__Provided data__:
┌──

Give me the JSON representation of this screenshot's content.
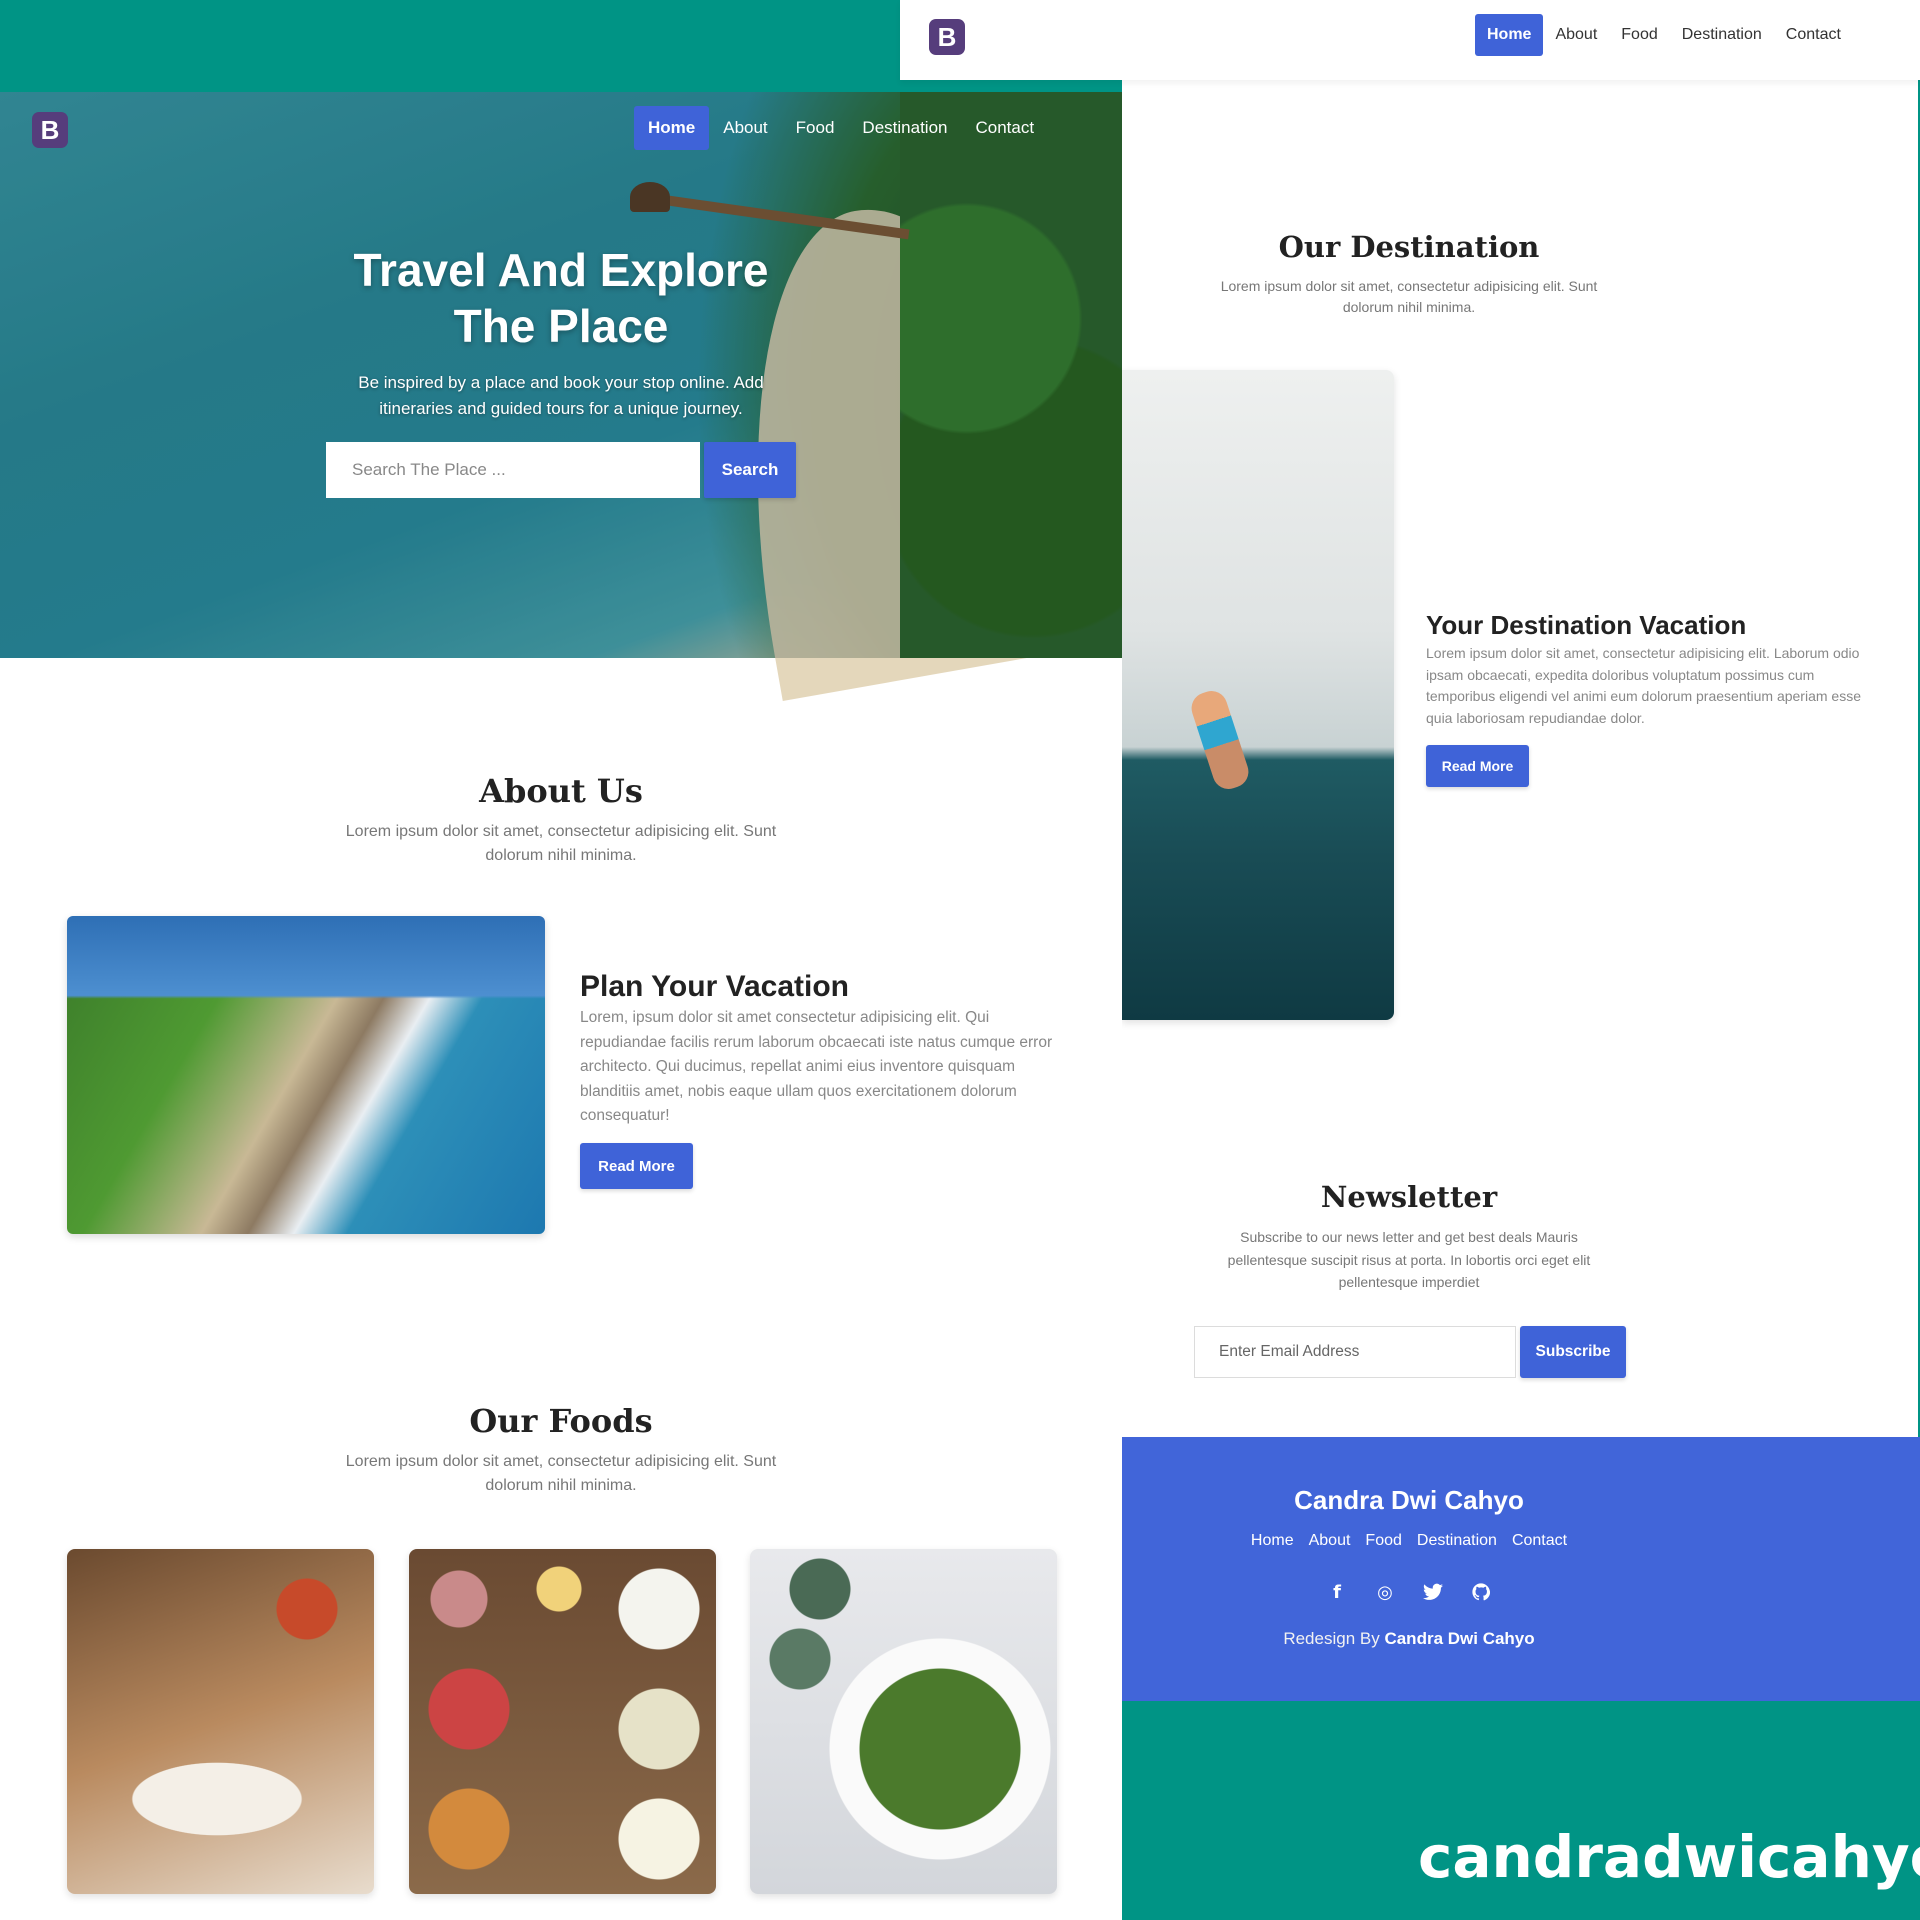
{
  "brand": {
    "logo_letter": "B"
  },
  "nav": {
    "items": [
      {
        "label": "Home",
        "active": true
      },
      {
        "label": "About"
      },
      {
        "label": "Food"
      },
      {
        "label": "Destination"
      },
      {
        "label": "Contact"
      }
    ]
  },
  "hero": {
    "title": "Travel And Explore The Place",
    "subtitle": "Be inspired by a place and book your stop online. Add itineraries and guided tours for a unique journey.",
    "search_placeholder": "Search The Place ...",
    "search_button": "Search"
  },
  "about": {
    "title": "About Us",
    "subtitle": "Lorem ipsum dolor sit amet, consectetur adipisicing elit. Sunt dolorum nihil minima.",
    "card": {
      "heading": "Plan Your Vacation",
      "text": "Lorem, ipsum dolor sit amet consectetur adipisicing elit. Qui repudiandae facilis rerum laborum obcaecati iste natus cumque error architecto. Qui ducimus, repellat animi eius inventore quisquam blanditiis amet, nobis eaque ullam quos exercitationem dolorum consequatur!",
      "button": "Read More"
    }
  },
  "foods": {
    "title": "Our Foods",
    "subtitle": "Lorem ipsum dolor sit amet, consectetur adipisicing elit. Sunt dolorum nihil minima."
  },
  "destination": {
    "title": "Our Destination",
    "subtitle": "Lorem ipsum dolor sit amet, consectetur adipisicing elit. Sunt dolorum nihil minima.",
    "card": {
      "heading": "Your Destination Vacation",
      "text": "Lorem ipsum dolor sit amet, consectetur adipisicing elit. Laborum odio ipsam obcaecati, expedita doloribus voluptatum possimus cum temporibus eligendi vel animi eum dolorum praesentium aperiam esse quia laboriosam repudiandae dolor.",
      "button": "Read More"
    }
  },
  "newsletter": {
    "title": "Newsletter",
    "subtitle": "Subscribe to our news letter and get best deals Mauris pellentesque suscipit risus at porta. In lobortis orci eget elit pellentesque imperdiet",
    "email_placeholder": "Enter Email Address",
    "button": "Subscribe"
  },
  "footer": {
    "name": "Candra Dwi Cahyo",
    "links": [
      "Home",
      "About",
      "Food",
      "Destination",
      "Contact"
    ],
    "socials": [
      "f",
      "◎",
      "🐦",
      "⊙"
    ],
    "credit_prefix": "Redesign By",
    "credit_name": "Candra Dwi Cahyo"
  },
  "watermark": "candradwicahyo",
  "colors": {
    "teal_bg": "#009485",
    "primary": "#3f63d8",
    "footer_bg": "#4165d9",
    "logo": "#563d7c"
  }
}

└──
┌──

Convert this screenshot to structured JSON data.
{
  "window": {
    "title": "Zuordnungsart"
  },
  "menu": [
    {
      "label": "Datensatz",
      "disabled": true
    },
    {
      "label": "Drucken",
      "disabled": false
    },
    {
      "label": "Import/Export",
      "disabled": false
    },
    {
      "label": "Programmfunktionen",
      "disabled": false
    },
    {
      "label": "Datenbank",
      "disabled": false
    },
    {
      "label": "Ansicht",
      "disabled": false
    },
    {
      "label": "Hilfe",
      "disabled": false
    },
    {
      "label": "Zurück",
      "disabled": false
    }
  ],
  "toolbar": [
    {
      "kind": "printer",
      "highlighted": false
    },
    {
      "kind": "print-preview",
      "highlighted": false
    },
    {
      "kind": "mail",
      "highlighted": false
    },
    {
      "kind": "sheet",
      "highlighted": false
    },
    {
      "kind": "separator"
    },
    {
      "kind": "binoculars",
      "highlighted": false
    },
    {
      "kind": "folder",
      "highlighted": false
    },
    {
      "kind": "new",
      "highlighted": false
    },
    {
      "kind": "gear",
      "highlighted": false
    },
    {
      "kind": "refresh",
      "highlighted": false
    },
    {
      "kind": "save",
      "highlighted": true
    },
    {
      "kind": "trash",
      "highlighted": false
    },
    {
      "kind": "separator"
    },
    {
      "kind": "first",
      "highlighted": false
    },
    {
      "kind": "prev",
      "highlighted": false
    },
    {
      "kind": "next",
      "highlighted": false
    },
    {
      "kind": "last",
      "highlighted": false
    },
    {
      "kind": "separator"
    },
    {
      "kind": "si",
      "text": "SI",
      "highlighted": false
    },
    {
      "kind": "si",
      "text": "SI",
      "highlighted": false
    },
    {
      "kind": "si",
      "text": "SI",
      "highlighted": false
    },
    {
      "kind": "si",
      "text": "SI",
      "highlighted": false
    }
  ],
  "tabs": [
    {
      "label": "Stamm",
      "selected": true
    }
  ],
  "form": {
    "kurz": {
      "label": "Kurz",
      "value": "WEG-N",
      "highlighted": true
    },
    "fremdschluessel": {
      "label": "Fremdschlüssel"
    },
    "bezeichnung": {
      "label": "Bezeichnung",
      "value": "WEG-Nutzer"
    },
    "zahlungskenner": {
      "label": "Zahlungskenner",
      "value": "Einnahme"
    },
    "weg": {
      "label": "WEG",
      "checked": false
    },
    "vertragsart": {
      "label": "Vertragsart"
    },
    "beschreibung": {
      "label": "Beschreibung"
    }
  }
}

└──

__Required task__: Indicate how many lines of the material contain the string "Vacation", giving the number and nothing more.

__Result for this task__: 2